TASK PROMPT
Write out exactly the lines from the one containing "OCR this image." through the last line of the records below, including both.
## START
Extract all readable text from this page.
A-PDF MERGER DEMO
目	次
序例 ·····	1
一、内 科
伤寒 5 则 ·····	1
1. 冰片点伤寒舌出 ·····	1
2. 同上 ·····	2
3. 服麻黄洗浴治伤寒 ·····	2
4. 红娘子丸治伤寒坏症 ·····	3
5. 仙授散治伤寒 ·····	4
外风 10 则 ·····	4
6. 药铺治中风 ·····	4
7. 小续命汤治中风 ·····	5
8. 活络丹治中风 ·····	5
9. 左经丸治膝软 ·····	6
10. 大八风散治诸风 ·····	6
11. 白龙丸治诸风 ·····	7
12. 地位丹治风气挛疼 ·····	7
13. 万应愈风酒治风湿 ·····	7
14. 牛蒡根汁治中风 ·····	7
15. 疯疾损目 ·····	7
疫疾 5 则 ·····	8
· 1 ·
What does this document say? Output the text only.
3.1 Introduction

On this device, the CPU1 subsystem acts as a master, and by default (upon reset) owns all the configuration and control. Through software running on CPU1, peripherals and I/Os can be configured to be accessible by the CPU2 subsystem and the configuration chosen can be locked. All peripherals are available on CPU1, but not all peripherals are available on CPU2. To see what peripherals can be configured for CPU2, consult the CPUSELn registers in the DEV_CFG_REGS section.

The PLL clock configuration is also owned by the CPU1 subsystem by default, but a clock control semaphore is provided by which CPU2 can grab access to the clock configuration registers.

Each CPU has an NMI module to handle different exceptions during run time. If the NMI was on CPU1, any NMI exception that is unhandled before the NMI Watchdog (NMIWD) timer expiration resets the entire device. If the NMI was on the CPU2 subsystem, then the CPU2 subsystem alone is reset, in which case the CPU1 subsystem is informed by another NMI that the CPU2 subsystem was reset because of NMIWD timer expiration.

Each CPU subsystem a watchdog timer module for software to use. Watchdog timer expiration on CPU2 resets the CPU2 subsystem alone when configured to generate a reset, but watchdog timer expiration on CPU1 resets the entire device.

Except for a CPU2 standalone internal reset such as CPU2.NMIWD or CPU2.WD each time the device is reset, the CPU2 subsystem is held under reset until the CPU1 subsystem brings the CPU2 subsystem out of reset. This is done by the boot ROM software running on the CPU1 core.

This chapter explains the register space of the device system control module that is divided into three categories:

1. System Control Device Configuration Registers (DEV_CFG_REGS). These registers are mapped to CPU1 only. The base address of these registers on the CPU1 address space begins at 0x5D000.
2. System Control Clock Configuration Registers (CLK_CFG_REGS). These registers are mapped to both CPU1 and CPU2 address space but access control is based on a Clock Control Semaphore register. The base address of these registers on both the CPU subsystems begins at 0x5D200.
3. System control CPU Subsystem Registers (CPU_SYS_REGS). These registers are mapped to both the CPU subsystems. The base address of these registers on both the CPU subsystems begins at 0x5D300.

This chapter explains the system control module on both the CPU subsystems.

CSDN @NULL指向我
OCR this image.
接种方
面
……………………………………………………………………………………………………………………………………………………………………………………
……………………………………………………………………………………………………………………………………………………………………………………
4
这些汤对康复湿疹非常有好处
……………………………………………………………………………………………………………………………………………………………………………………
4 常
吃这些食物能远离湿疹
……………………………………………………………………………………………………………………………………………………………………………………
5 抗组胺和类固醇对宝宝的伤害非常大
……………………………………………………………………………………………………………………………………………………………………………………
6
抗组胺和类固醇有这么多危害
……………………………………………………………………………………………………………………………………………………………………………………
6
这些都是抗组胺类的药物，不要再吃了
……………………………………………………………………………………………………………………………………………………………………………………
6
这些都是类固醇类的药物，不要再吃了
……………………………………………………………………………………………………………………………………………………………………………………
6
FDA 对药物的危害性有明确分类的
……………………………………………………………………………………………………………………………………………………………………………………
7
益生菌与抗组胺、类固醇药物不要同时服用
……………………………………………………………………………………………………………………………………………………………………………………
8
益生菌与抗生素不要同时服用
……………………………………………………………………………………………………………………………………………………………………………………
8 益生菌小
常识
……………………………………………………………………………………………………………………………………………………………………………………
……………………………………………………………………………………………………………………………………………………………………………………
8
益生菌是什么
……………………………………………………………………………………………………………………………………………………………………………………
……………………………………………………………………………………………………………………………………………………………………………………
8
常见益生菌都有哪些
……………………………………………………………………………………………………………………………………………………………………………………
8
## END
SOLUTION FOR THIS TASK
OCR this image.
接种方
面
……………………………………………………………………………………………………………………………………………………………………………………
……………………………………………………………………………………………………………………………………………………………………………………
4
这些汤对康复湿疹非常有好处
……………………………………………………………………………………………………………………………………………………………………………………
4 常
吃这些食物能远离湿疹
……………………………………………………………………………………………………………………………………………………………………………………
5 抗组胺和类固醇对宝宝的伤害非常大
……………………………………………………………………………………………………………………………………………………………………………………
6
抗组胺和类固醇有这么多危害
……………………………………………………………………………………………………………………………………………………………………………………
6
这些都是抗组胺类的药物，不要再吃了
……………………………………………………………………………………………………………………………………………………………………………………
6
这些都是类固醇类的药物，不要再吃了
……………………………………………………………………………………………………………………………………………………………………………………
6
FDA 对药物的危害性有明确分类的
……………………………………………………………………………………………………………………………………………………………………………………
7
益生菌与抗组胺、类固醇药物不要同时服用
……………………………………………………………………………………………………………………………………………………………………………………
8
益生菌与抗生素不要同时服用
……………………………………………………………………………………………………………………………………………………………………………………
8 益生菌小
常识
……………………………………………………………………………………………………………………………………………………………………………………
……………………………………………………………………………………………………………………………………………………………………………………
8
益生菌是什么
……………………………………………………………………………………………………………………………………………………………………………………
……………………………………………………………………………………………………………………………………………………………………………………
8
常见益生菌都有哪些
……………………………………………………………………………………………………………………………………………………………………………………
8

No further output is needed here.